start Task data

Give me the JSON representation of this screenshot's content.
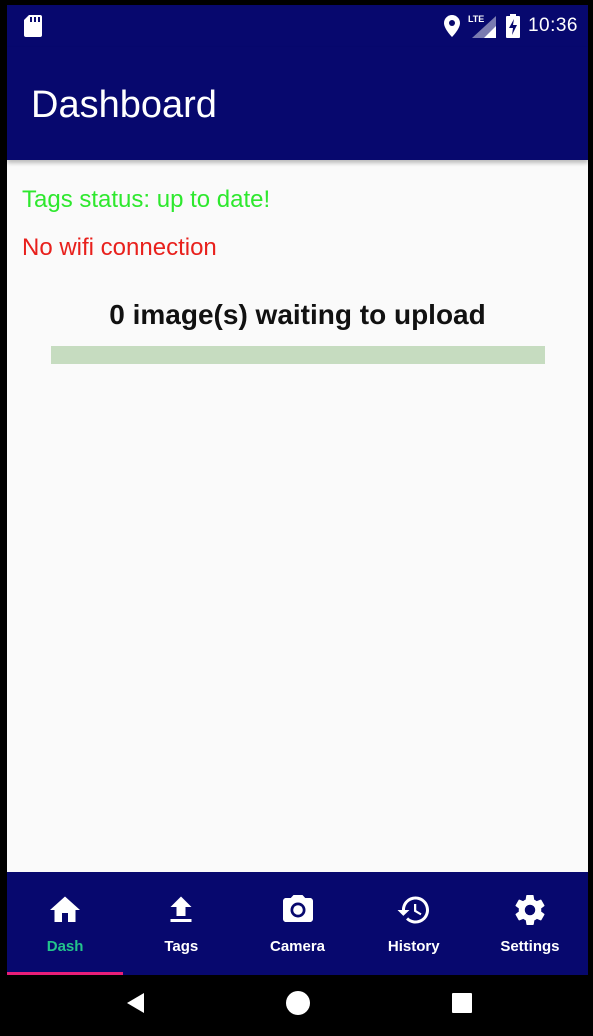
{
  "status_bar": {
    "network_label": "LTE",
    "time": "10:36",
    "icons": [
      "sd-card-icon",
      "location-icon",
      "signal-icon",
      "battery-charging-icon"
    ]
  },
  "app_bar": {
    "title": "Dashboard"
  },
  "dashboard": {
    "tags_status": "Tags status: up to date!",
    "tags_status_color": "#2ee82e",
    "wifi_status": "No wifi connection",
    "wifi_status_color": "#e8201c",
    "upload_count_text": "0 image(s) waiting to upload",
    "upload_progress_percent": 0
  },
  "bottom_nav": {
    "items": [
      {
        "label": "Dash",
        "icon": "home-icon",
        "active": true
      },
      {
        "label": "Tags",
        "icon": "upload-icon",
        "active": false
      },
      {
        "label": "Camera",
        "icon": "camera-icon",
        "active": false
      },
      {
        "label": "History",
        "icon": "history-icon",
        "active": false
      },
      {
        "label": "Settings",
        "icon": "gear-icon",
        "active": false
      }
    ],
    "active_color": "#23c48c",
    "indicator_color": "#e81e78"
  },
  "system_nav": {
    "icons": [
      "back-icon",
      "home-circle-icon",
      "recents-icon"
    ]
  },
  "colors": {
    "primary": "#07086e",
    "background": "#fafafa",
    "progress_track": "#c6dcc0"
  }
}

end Task data

> [Stated exercise]:
In your copy, leave out the pictures and reproduce the material above exactly.

> [Expected output]:
Give me the JSON representation of this screenshot's content.
{
  "status_bar": {
    "network_label": "LTE",
    "time": "10:36",
    "icons": [
      "sd-card-icon",
      "location-icon",
      "signal-icon",
      "battery-charging-icon"
    ]
  },
  "app_bar": {
    "title": "Dashboard"
  },
  "dashboard": {
    "tags_status": "Tags status: up to date!",
    "tags_status_color": "#2ee82e",
    "wifi_status": "No wifi connection",
    "wifi_status_color": "#e8201c",
    "upload_count_text": "0 image(s) waiting to upload",
    "upload_progress_percent": 0
  },
  "bottom_nav": {
    "items": [
      {
        "label": "Dash",
        "icon": "home-icon",
        "active": true
      },
      {
        "label": "Tags",
        "icon": "upload-icon",
        "active": false
      },
      {
        "label": "Camera",
        "icon": "camera-icon",
        "active": false
      },
      {
        "label": "History",
        "icon": "history-icon",
        "active": false
      },
      {
        "label": "Settings",
        "icon": "gear-icon",
        "active": false
      }
    ],
    "active_color": "#23c48c",
    "indicator_color": "#e81e78"
  },
  "system_nav": {
    "icons": [
      "back-icon",
      "home-circle-icon",
      "recents-icon"
    ]
  },
  "colors": {
    "primary": "#07086e",
    "background": "#fafafa",
    "progress_track": "#c6dcc0"
  }
}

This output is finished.